Boxed element entries:

_ _ _ _ _

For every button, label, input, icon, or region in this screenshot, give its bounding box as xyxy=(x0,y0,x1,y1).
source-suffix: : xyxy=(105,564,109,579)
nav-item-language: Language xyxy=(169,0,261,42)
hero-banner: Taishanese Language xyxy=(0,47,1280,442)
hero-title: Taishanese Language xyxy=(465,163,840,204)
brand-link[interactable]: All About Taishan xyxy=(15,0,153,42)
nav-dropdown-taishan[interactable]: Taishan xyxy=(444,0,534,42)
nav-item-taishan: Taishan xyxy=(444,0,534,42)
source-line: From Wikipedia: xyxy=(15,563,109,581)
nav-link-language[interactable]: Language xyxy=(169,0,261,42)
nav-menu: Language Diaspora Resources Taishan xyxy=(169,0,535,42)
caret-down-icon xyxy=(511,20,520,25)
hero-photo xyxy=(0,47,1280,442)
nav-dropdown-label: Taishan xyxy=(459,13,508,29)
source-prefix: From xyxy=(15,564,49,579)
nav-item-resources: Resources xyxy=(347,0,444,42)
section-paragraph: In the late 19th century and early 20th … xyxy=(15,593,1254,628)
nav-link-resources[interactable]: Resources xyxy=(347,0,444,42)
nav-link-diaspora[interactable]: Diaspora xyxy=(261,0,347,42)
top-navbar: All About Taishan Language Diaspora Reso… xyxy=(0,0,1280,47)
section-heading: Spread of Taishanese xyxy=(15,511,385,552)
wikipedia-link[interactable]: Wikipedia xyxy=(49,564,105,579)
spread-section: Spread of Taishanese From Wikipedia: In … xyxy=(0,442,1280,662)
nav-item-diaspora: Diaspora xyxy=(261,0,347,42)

_ _ _ _ _

-- Task description --
Put every line of the records above into a numbered list, dropping any blank lines.

-- Exercise output --
1. For every button, label, input, icon, or region in this screenshot, give its bounding box as xyxy=(x0,y0,x1,y1).
2. source-suffix: : xyxy=(105,564,109,579)
3. nav-item-language: Language xyxy=(169,0,261,42)
4. hero-banner: Taishanese Language xyxy=(0,47,1280,442)
5. hero-title: Taishanese Language xyxy=(465,163,840,204)
6. brand-link[interactable]: All About Taishan xyxy=(15,0,153,42)
7. nav-dropdown-taishan[interactable]: Taishan xyxy=(444,0,534,42)
8. nav-item-taishan: Taishan xyxy=(444,0,534,42)
9. source-line: From Wikipedia: xyxy=(15,563,109,581)
10. nav-link-language[interactable]: Language xyxy=(169,0,261,42)
11. nav-menu: Language Diaspora Resources Taishan xyxy=(169,0,535,42)
12. caret-down-icon xyxy=(511,20,520,25)
13. hero-photo xyxy=(0,47,1280,442)
14. nav-dropdown-label: Taishan xyxy=(459,13,508,29)
15. source-prefix: From xyxy=(15,564,49,579)
16. nav-item-resources: Resources xyxy=(347,0,444,42)
17. section-paragraph: In the late 19th century and early 20th … xyxy=(15,593,1254,628)
18. nav-link-resources[interactable]: Resources xyxy=(347,0,444,42)
19. nav-link-diaspora[interactable]: Diaspora xyxy=(261,0,347,42)
20. top-navbar: All About Taishan Language Diaspora Reso… xyxy=(0,0,1280,47)
21. section-heading: Spread of Taishanese xyxy=(15,511,385,552)
22. wikipedia-link[interactable]: Wikipedia xyxy=(49,564,105,579)
23. spread-section: Spread of Taishanese From Wikipedia: In … xyxy=(0,442,1280,662)
24. nav-item-diaspora: Diaspora xyxy=(261,0,347,42)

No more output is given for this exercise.